Directive 1 =>
Decide whether each statement below agrees with the essay on the Democratic choice. For each, answer yes or no and quote the deciding words of the essay.
(a) Hillary Clinton has been at the forefront of American politics for about twenty-five years.
(b) Bernie Sanders has a spotless gun control record.
(c) Mainstream Democrats have generally embraced their non-centrists.

Source =>
··········

The Lady or the Tiger: Some Theses—by Peter Eisenstadt

images-211) The question of the hour for liberal Democrats is the choice. Who will it be? For those living in South Carolina, where the primary is coming up in a few weeks, the decision is imminent.

2) Hillary Clinton has been at the forefront of American politics for an astonishingly long time, for a quarter-century. No one else on the scene from the early 1990s, including her husband, is still a major political player. It is a career with few parallels, male or female, in recent American political history.

3) The Clintons were experts in the art of political survival, both ideologically and personally. For the Democratic Party, at a time of a sharp turn to the right, of growing conservatism in almost every aspect of American life, they are the main reason that after three Republican presidential terms, since 1992, even granting Bush the goddamn 2000 election, there have been four Democratic presidential terms to two for the GOPs.

4) The art of survival is often not very edifying, and usually involves hard choices and unfortunate compromises. But this is how the Clintons maintained a viable centrist alternative to the increasingly reactionary Republican Party. Obama of course ran against the centrism of the Clintons, but once in office he revealed his inner Clinton, and there’s a lot of both Bill and Hillary in Barak.

5) Bernie Sanders has been around a long time as well, and he too is a political survivor, and he couldn’t have survived so long in Vermont politics without making a few deals of his own, as his somewhat checkered gun control record shows. But he has been a stalwart for the left wing of the Democratic Party, a wing that the Clintons, rightly or wrongly, have felt was a liability in winning national elections. If the Republican Party has embraced its non-centrists, mainstream Democrats have generally shunned theirs. Sanders campaign is an indication of the latent power, the frustration that many have felt, for a good number of years, on the direction of the country and the direction of the Democratic Party. Good for them for calling attention to themselves. The crowds and the good will Sanders has generated has been an inspiring sight to behold.

··········

Input records =>
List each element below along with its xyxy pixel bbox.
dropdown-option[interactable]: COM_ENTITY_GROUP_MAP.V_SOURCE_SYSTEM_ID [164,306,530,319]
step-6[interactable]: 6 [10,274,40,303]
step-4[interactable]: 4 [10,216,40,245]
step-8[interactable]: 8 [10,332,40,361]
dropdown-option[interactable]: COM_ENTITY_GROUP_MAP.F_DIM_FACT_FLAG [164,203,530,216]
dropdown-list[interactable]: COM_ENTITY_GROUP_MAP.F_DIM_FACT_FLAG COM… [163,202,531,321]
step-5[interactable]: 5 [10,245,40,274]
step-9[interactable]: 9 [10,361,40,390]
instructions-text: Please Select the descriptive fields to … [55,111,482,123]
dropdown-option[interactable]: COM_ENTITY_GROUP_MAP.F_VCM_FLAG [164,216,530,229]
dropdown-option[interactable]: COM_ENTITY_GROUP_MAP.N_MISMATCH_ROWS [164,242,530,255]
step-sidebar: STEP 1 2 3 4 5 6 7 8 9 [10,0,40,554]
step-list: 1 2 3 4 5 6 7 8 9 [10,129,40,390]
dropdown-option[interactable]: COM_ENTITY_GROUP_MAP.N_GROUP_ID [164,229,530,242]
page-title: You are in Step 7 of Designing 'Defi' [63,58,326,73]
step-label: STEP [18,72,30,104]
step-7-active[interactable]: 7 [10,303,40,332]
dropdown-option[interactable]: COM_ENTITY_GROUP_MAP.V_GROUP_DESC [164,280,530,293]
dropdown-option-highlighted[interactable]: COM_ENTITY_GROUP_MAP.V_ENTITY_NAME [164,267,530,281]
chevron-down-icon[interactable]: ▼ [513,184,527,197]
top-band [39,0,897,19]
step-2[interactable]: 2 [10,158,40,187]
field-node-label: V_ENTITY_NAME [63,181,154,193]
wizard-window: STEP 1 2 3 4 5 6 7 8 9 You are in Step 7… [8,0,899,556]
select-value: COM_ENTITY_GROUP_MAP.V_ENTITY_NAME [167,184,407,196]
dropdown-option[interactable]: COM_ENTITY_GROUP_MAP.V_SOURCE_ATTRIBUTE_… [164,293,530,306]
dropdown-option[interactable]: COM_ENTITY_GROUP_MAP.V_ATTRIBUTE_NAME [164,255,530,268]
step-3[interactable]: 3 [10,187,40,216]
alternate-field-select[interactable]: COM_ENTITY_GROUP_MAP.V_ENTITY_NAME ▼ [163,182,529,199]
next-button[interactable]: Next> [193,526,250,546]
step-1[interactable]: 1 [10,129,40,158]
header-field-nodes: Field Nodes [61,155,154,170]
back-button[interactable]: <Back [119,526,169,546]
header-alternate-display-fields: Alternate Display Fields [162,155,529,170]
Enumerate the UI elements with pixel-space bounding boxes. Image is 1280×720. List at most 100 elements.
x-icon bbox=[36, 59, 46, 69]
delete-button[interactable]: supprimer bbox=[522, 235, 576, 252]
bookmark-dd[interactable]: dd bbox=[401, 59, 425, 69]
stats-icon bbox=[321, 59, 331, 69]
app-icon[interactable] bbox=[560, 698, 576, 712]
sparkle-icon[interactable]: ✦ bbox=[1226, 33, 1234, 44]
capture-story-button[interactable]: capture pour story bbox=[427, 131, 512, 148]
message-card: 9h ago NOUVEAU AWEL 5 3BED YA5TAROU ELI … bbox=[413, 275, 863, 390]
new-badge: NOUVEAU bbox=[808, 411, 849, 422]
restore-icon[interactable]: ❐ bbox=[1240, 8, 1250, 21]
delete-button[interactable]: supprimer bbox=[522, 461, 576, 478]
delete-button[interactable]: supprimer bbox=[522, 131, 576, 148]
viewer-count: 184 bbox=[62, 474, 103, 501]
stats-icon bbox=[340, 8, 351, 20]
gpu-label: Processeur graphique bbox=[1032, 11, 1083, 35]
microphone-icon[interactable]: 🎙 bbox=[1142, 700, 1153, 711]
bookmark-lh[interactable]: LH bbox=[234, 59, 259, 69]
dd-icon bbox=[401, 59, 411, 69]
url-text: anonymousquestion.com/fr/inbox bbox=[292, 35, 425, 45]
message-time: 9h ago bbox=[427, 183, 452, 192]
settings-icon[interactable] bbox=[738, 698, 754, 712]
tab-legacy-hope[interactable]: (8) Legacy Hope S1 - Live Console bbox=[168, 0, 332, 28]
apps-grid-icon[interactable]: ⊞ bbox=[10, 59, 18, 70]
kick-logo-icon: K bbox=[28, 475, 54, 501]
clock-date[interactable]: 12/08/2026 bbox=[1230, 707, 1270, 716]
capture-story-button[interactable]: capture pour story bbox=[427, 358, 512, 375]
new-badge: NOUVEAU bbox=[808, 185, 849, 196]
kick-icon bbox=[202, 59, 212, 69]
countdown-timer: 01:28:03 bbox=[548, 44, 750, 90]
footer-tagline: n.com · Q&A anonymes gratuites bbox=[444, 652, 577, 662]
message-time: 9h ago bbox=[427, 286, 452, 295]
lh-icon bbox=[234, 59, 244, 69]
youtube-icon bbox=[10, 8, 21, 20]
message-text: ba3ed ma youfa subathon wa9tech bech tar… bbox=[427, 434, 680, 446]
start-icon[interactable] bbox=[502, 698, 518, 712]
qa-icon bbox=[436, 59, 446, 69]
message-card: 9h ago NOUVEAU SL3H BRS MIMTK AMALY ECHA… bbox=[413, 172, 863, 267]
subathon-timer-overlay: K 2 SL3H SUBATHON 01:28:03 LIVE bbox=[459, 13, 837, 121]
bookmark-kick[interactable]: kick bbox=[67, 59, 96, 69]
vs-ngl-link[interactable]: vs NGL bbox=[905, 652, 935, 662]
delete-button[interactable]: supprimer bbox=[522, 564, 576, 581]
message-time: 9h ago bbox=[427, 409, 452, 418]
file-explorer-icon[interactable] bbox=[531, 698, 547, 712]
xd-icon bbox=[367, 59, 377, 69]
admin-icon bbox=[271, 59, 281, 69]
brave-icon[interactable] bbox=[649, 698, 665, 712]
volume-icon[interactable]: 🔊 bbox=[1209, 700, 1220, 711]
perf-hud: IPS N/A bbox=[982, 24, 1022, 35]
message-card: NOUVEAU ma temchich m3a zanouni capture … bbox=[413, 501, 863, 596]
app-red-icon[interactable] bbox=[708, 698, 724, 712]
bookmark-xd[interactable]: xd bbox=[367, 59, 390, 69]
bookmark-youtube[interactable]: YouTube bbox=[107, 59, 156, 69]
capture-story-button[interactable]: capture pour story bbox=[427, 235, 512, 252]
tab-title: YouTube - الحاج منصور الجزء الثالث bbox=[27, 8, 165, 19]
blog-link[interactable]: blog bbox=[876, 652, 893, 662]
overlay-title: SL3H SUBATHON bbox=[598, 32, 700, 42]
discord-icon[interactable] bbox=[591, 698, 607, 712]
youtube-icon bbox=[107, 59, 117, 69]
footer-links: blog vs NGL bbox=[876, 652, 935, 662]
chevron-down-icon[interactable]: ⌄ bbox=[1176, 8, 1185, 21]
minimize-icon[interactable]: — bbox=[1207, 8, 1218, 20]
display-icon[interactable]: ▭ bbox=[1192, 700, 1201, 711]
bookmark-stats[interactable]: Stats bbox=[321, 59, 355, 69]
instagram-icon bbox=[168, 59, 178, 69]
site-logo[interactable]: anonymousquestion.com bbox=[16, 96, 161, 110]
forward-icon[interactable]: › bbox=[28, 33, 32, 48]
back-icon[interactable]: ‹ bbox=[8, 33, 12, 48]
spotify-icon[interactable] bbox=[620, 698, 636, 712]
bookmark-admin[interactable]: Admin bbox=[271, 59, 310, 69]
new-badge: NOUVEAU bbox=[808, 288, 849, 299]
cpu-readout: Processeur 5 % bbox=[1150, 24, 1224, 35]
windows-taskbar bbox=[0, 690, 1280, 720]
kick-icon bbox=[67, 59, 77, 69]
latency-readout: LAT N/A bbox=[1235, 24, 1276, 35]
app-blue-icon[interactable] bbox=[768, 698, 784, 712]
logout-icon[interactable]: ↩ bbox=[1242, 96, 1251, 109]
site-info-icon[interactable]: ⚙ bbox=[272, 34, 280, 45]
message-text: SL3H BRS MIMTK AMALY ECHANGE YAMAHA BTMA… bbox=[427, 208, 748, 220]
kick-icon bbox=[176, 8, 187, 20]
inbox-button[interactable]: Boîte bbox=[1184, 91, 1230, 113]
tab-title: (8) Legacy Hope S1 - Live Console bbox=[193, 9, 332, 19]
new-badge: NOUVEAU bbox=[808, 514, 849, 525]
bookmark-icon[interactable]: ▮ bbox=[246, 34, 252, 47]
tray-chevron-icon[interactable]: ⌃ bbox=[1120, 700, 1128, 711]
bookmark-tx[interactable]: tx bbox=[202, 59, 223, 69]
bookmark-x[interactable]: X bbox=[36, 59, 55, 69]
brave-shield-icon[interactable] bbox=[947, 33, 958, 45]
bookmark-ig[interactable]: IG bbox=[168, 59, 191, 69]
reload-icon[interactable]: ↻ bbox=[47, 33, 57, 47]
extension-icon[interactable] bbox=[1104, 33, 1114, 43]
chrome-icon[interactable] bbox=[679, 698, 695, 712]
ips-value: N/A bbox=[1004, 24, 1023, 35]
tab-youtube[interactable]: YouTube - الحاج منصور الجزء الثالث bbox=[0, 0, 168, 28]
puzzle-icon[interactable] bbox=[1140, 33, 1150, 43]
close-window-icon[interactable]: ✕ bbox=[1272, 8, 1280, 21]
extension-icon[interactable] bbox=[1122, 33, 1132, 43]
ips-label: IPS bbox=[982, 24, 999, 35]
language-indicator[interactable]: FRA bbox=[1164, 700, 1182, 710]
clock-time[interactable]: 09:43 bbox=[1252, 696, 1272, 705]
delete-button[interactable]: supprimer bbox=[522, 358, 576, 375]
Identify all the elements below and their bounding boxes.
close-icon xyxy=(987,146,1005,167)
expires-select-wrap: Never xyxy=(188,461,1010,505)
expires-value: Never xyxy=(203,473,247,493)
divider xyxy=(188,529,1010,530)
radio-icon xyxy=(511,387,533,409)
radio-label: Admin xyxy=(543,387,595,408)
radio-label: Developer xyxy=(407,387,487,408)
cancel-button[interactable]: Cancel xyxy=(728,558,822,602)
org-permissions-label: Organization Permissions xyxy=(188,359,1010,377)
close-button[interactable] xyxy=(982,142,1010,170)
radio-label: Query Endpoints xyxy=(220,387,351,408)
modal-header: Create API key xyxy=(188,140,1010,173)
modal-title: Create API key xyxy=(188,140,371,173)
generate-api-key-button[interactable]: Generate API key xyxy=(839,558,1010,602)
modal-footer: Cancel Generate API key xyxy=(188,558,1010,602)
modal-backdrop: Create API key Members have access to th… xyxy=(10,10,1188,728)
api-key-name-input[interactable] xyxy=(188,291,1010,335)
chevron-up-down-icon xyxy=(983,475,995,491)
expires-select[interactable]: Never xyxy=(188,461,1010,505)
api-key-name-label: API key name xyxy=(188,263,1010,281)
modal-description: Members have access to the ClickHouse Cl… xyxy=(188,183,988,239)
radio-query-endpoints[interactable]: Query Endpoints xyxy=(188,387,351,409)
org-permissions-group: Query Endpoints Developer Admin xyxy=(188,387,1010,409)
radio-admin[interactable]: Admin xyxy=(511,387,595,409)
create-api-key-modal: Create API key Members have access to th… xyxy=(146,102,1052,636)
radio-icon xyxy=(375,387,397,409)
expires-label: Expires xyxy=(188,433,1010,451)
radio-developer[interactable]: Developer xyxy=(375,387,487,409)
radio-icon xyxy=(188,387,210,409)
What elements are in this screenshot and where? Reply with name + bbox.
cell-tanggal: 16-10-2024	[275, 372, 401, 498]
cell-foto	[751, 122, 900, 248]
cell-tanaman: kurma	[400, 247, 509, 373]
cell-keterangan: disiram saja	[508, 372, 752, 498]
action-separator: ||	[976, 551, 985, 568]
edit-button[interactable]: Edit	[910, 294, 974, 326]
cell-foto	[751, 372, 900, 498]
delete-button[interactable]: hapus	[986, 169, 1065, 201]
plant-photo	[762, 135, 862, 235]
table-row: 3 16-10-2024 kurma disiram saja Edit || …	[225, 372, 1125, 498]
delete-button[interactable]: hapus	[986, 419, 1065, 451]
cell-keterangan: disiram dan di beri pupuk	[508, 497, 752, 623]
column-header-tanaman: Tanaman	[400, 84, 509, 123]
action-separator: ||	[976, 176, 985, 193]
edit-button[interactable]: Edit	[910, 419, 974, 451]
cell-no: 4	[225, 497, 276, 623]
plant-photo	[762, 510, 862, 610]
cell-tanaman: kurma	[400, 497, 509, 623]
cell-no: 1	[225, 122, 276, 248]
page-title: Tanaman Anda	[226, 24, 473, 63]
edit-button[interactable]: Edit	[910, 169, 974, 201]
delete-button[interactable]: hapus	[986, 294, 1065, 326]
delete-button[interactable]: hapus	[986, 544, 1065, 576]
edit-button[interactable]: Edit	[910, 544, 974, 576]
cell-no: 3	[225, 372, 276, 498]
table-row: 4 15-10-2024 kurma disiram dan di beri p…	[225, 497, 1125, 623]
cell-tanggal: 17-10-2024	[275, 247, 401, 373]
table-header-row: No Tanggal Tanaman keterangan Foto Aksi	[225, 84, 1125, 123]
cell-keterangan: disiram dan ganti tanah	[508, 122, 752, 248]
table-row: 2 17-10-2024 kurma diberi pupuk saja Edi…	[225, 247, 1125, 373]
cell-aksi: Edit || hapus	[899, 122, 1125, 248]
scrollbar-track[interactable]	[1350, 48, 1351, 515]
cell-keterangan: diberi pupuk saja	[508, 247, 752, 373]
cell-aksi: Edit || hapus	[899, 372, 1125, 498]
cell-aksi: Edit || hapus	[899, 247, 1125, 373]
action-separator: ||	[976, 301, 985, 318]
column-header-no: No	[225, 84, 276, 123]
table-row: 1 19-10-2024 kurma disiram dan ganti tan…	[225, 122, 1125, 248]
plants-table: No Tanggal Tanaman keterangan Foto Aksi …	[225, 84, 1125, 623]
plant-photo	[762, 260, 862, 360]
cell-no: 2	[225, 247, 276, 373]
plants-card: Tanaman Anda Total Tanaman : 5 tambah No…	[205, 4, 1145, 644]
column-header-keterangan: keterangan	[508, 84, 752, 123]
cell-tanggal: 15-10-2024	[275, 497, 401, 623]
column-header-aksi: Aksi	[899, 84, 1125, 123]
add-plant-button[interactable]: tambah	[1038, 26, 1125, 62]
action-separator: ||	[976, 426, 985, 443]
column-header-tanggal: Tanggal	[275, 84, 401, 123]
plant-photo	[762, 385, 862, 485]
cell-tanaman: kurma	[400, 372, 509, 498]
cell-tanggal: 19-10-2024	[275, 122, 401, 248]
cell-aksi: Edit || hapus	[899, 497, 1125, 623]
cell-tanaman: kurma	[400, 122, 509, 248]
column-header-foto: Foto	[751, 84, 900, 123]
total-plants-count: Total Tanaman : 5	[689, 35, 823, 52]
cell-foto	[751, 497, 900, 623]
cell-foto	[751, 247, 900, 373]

··········

Directive 2 => In the listing, replace "dropdown-option" with "menu-item" across the stretch from the start of the listing through the line containing "step-9[interactable]: 9 [10,361,40,390]". Return only those lines, with everything else left unchanged.

Complete output 1 =>
(a) Yes: "Hillary Clinton has been at the forefront of American politics for an astonishingly long time, for a quarter-century."
(b) No: "as his somewhat checkered gun control record shows."
(c) No: "mainstream Democrats have generally shunned theirs."

Complete output 2 =>
List each element below along with its xyxy pixel bbox.
menu-item[interactable]: COM_ENTITY_GROUP_MAP.V_SOURCE_SYSTEM_ID [164,306,530,319]
step-6[interactable]: 6 [10,274,40,303]
step-4[interactable]: 4 [10,216,40,245]
step-8[interactable]: 8 [10,332,40,361]
menu-item[interactable]: COM_ENTITY_GROUP_MAP.F_DIM_FACT_FLAG [164,203,530,216]
dropdown-list[interactable]: COM_ENTITY_GROUP_MAP.F_DIM_FACT_FLAG COM… [163,202,531,321]
step-5[interactable]: 5 [10,245,40,274]
step-9[interactable]: 9 [10,361,40,390]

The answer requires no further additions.